## EXERCISE AIM
Show each line of the data below that has the string "into" in it.

Figure record listings:
-*-*-

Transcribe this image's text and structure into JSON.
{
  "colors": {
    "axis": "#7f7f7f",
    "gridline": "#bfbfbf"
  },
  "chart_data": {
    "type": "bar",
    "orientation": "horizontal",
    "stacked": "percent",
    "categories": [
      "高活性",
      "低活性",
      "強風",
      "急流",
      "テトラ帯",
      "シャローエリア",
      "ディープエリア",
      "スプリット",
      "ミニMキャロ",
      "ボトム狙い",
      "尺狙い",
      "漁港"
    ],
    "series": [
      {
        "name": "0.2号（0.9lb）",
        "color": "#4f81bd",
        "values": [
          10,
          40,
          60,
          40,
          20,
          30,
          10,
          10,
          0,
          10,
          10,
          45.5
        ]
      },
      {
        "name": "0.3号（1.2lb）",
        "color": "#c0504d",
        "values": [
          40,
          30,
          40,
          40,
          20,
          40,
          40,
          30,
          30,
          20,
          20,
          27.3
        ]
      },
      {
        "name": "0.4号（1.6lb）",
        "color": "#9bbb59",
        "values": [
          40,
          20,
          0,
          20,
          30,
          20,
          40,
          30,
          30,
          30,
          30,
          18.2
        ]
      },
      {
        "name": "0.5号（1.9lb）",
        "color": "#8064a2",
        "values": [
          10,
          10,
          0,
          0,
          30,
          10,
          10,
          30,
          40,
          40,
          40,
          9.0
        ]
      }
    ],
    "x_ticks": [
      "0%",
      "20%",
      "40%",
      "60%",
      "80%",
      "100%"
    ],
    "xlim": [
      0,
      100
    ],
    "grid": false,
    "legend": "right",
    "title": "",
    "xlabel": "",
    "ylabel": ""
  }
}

-*-*-

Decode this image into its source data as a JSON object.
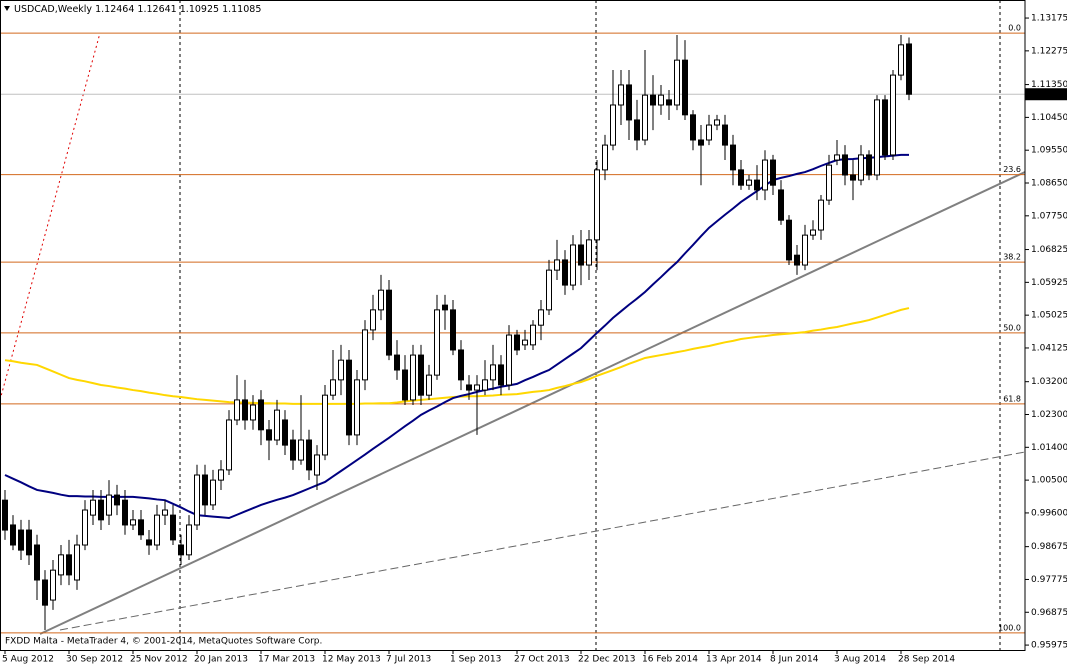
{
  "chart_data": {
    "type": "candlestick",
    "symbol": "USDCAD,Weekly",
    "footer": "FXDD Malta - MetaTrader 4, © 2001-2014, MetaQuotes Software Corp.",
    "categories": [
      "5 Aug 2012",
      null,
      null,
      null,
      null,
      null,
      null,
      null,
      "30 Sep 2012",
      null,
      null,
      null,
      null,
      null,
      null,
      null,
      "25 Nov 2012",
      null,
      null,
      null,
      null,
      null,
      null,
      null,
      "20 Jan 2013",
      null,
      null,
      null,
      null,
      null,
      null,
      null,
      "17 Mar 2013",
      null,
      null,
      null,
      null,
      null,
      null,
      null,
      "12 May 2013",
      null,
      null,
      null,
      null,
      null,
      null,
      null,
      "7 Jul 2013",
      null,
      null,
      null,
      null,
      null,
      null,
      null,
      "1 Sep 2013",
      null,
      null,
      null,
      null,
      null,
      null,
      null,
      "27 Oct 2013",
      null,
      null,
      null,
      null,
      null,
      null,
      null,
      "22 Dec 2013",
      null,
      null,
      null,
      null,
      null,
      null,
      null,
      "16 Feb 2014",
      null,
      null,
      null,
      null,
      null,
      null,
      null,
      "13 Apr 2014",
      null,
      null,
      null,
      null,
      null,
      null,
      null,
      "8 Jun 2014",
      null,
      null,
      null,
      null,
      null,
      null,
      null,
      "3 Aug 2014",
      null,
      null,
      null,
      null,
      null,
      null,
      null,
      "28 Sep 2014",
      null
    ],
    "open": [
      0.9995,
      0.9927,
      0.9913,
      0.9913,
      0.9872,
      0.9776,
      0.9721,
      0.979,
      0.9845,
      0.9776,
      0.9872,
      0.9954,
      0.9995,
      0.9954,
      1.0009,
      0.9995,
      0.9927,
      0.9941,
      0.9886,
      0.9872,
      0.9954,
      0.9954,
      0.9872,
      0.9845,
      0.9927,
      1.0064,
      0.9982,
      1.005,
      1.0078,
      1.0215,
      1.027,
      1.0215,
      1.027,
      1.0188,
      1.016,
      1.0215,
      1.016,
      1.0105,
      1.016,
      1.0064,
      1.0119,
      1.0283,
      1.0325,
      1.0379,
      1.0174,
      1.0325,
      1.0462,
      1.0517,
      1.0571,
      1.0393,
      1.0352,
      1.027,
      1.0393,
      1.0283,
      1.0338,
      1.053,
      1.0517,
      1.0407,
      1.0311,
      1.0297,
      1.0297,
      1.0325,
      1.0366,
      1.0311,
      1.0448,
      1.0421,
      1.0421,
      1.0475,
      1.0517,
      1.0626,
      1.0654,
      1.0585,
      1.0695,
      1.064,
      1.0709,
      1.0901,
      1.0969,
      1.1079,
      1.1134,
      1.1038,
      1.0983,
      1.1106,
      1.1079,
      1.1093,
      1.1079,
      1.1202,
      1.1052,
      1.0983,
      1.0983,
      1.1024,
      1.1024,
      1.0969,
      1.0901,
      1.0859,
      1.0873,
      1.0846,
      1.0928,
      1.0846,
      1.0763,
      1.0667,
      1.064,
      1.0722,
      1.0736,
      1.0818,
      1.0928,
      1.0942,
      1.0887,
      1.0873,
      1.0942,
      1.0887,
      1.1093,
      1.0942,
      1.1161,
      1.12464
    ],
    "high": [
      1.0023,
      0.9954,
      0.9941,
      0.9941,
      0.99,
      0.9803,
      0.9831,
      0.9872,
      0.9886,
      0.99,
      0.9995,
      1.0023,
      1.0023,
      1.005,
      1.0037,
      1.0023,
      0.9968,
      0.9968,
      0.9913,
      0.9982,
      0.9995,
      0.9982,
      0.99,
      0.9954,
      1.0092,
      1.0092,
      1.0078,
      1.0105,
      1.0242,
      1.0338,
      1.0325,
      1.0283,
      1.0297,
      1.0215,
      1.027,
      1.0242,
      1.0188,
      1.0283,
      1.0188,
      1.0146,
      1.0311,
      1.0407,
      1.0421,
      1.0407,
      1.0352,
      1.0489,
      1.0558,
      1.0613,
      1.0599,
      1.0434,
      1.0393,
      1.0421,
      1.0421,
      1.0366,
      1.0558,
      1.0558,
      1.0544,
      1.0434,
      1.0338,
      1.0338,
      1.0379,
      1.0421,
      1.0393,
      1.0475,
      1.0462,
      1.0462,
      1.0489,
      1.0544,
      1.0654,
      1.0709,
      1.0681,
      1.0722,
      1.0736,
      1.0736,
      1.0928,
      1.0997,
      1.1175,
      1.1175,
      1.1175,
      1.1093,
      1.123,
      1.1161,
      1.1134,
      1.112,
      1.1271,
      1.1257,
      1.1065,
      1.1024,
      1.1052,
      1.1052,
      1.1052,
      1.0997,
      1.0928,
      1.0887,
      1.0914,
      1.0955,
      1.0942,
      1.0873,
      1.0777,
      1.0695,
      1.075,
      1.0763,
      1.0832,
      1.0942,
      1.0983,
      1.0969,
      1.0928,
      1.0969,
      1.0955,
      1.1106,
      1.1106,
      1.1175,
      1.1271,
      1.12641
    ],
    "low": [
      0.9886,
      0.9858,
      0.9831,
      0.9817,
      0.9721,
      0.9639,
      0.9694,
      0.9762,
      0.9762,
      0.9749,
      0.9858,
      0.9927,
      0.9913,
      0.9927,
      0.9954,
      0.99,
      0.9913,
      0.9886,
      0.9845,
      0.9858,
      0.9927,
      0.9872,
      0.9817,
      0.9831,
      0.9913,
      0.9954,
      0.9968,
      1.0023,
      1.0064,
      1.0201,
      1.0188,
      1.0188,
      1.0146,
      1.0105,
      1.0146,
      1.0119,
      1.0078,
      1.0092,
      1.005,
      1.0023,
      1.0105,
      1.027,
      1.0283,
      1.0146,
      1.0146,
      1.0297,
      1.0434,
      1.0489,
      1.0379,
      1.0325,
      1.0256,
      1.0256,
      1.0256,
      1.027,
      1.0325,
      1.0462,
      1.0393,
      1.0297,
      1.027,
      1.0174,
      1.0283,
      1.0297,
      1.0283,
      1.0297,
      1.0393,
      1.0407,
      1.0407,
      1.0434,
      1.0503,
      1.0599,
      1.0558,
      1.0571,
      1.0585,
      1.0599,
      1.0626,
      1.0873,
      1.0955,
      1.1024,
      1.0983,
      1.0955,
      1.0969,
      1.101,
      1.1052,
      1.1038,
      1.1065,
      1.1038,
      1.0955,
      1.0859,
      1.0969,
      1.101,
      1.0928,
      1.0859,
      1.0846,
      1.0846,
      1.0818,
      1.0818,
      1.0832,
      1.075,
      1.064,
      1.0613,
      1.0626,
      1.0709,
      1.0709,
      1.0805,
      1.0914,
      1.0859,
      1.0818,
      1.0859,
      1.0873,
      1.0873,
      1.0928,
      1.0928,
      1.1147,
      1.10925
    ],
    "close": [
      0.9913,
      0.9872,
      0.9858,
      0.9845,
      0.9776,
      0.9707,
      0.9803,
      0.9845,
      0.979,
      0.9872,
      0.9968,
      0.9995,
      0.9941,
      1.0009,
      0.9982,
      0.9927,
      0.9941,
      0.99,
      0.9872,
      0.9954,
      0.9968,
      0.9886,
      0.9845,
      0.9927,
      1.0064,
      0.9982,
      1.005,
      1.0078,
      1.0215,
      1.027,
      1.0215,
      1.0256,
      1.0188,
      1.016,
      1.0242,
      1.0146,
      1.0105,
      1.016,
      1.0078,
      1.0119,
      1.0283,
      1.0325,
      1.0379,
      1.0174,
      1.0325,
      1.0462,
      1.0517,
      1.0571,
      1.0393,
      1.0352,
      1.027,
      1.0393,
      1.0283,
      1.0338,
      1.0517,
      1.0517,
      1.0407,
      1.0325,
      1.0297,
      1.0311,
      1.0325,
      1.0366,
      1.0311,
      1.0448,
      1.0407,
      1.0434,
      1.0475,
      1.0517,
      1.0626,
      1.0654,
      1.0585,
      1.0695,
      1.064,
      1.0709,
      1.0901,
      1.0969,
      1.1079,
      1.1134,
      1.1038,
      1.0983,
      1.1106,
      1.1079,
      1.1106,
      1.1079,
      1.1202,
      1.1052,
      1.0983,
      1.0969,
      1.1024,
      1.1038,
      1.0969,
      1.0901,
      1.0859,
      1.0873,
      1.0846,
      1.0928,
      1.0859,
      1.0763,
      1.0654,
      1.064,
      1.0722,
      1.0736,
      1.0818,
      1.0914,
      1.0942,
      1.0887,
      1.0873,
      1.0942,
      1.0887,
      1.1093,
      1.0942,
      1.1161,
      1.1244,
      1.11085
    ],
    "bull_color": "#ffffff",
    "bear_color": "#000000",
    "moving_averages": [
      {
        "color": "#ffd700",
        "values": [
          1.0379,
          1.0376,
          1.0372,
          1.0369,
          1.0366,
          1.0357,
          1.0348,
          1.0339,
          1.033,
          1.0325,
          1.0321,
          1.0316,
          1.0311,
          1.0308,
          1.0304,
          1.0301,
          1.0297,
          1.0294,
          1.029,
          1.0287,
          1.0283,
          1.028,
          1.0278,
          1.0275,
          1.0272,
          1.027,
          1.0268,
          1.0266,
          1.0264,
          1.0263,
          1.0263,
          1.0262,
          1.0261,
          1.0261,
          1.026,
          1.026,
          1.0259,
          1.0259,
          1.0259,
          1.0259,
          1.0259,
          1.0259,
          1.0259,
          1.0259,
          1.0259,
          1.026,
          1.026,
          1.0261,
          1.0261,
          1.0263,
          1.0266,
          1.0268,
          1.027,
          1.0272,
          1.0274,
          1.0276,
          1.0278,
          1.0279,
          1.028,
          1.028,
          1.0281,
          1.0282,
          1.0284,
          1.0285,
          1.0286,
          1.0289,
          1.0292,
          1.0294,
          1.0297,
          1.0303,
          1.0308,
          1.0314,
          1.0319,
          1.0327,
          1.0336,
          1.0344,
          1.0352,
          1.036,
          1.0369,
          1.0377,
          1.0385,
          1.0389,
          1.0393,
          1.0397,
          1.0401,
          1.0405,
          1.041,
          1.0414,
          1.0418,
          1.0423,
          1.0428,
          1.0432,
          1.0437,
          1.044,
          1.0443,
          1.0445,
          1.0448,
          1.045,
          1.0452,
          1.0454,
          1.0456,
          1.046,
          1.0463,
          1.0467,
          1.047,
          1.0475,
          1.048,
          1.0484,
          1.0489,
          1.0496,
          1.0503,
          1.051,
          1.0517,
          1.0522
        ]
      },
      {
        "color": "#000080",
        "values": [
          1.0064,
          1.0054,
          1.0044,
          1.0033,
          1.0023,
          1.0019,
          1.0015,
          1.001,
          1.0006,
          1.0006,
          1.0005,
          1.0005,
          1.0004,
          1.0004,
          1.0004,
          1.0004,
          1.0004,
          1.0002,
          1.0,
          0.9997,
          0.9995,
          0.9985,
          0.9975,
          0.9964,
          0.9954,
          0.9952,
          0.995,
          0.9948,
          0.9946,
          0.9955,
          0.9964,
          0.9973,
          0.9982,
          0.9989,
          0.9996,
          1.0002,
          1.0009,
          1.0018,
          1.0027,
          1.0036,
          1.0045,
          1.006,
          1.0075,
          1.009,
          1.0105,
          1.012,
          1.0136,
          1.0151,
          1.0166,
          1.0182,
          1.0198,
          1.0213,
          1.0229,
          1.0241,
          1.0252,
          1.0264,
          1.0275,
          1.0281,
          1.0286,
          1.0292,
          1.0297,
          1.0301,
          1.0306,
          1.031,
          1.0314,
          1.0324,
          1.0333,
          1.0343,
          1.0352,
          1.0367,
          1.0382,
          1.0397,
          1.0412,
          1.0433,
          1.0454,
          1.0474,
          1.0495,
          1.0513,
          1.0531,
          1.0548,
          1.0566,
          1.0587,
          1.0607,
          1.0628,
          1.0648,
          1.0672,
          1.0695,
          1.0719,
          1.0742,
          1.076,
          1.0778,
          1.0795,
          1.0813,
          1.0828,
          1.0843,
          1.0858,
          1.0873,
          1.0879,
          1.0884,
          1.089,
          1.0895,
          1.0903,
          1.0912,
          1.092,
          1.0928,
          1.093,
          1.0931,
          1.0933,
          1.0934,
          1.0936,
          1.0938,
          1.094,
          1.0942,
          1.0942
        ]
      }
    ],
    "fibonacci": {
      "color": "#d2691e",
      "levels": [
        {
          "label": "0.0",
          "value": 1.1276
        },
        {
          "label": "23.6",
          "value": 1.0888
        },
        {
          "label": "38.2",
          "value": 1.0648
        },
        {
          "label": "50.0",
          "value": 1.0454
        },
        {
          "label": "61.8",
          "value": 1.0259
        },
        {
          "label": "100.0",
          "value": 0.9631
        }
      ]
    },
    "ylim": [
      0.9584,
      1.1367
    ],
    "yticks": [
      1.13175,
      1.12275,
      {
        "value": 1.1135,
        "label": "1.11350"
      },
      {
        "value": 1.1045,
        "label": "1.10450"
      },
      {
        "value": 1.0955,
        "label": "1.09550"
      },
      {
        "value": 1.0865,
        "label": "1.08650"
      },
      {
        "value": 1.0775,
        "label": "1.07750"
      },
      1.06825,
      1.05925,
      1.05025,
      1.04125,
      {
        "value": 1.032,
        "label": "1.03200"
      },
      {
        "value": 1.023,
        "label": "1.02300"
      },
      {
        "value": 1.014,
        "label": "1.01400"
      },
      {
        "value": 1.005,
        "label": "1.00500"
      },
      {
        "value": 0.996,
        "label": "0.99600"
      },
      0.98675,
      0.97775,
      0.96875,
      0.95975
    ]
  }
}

-*-*-

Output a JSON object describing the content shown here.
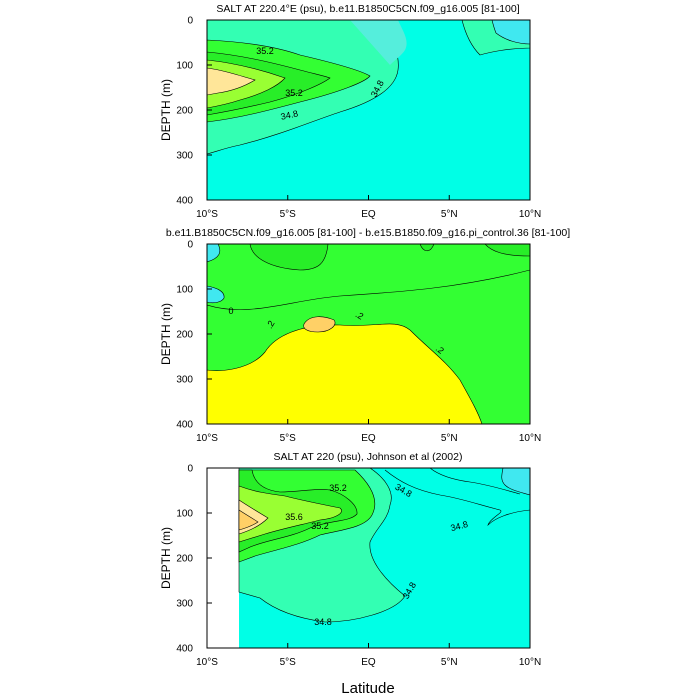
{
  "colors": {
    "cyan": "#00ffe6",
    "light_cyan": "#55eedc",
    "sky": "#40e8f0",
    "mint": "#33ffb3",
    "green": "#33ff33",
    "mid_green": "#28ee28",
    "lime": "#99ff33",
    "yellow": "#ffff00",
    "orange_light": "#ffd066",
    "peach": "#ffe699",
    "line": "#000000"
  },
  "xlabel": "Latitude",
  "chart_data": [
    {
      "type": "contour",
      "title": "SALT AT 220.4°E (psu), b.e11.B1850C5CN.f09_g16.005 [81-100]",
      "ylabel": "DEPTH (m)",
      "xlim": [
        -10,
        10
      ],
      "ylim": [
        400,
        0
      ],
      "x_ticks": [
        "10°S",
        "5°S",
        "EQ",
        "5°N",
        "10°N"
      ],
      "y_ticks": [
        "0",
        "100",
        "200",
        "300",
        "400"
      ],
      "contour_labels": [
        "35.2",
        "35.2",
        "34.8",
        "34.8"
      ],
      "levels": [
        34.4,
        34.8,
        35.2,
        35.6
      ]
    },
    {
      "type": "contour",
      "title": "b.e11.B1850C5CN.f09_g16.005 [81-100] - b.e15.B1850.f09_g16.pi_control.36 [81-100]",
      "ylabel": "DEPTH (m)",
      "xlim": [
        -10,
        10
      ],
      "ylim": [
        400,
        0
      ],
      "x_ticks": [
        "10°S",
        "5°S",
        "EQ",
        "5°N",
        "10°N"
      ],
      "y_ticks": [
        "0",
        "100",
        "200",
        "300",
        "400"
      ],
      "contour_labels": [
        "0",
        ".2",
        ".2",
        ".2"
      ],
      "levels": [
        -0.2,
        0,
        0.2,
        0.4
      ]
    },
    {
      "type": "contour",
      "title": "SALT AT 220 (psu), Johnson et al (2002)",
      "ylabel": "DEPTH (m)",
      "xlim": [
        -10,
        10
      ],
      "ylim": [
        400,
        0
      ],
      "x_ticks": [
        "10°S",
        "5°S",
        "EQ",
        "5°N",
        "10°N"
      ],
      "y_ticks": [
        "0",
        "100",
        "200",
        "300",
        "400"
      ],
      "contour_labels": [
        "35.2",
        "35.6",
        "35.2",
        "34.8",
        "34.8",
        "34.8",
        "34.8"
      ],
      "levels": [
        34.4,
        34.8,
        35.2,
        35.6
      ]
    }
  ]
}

-*-*-

## SOLUTION TO THIS PROBLEM
Transcribe this image's text and structure into JSON.
Decode this image into its source data as a JSON object.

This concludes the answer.